Restate the entries word for word, omitting nothing.

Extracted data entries
....

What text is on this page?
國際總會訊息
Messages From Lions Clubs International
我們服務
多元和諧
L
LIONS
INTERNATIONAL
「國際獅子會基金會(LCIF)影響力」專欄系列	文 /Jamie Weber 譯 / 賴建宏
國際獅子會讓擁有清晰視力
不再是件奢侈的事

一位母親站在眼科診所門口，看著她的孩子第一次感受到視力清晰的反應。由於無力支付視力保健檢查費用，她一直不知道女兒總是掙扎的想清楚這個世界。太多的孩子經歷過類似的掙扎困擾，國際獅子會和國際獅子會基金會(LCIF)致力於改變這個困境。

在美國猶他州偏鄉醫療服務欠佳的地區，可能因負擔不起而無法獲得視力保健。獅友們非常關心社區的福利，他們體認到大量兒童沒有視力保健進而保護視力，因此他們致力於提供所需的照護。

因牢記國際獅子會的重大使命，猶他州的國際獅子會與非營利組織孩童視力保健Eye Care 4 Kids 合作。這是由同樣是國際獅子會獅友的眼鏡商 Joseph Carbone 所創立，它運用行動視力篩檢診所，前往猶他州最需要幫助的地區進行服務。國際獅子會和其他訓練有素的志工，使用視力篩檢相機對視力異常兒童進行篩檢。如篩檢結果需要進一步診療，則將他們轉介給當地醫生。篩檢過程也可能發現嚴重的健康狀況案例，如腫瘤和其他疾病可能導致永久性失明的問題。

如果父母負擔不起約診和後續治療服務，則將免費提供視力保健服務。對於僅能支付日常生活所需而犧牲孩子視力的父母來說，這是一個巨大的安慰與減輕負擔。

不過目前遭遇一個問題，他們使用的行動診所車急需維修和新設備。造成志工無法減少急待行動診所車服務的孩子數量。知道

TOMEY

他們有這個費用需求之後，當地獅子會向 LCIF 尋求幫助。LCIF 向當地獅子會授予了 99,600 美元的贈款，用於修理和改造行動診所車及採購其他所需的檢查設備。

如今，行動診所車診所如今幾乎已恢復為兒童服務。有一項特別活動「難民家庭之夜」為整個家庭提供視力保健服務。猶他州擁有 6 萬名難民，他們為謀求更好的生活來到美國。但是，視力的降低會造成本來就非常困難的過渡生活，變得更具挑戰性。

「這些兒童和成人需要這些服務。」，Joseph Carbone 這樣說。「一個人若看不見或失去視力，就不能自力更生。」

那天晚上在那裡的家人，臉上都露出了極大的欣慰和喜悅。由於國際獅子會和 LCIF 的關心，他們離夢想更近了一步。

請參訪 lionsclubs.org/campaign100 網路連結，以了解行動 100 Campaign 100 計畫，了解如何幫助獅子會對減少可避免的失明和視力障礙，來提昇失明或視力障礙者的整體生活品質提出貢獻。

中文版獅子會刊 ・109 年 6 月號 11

....

__COMPLETE OUTPUT__:
What text is on this page?
國際總會訊息
Messages From Lions Clubs International
我們服務
多元和諧
L
LIONS
INTERNATIONAL
「國際獅子會基金會(LCIF)影響力」專欄系列	文 /Jamie Weber 譯 / 賴建宏
國際獅子會讓擁有清晰視力
不再是件奢侈的事

一位母親站在眼科診所門口，看著她的孩子第一次感受到視力清晰的反應。由於無力支付視力保健檢查費用，她一直不知道女兒總是掙扎的想清楚這個世界。太多的孩子經歷過類似的掙扎困擾，國際獅子會和國際獅子會基金會(LCIF)致力於改變這個困境。

在美國猶他州偏鄉醫療服務欠佳的地區，可能因負擔不起而無法獲得視力保健。獅友們非常關心社區的福利，他們體認到大量兒童沒有視力保健進而保護視力，因此他們致力於提供所需的照護。

因牢記國際獅子會的重大使命，猶他州的國際獅子會與非營利組織孩童視力保健Eye Care 4 Kids 合作。這是由同樣是國際獅子會獅友的眼鏡商 Joseph Carbone 所創立，它運用行動視力篩檢診所，前往猶他州最需要幫助的地區進行服務。國際獅子會和其他訓練有素的志工，使用視力篩檢相機對視力異常兒童進行篩檢。如篩檢結果需要進一步診療，則將他們轉介給當地醫生。篩檢過程也可能發現嚴重的健康狀況案例，如腫瘤和其他疾病可能導致永久性失明的問題。

如果父母負擔不起約診和後續治療服務，則將免費提供視力保健服務。對於僅能支付日常生活所需而犧牲孩子視力的父母來說，這是一個巨大的安慰與減輕負擔。

不過目前遭遇一個問題，他們使用的行動診所車急需維修和新設備。造成志工無法減少急待行動診所車服務的孩子數量。知道

TOMEY

他們有這個費用需求之後，當地獅子會向 LCIF 尋求幫助。LCIF 向當地獅子會授予了 99,600 美元的贈款，用於修理和改造行動診所車及採購其他所需的檢查設備。

如今，行動診所車診所如今幾乎已恢復為兒童服務。有一項特別活動「難民家庭之夜」為整個家庭提供視力保健服務。猶他州擁有 6 萬名難民，他們為謀求更好的生活來到美國。但是，視力的降低會造成本來就非常困難的過渡生活，變得更具挑戰性。

「這些兒童和成人需要這些服務。」，Joseph Carbone 這樣說。「一個人若看不見或失去視力，就不能自力更生。」

那天晚上在那裡的家人，臉上都露出了極大的欣慰和喜悅。由於國際獅子會和 LCIF 的關心，他們離夢想更近了一步。

請參訪 lionsclubs.org/campaign100 網路連結，以了解行動 100 Campaign 100 計畫，了解如何幫助獅子會對減少可避免的失明和視力障礙，來提昇失明或視力障礙者的整體生活品質提出貢獻。

中文版獅子會刊 ・109 年 6 月號 11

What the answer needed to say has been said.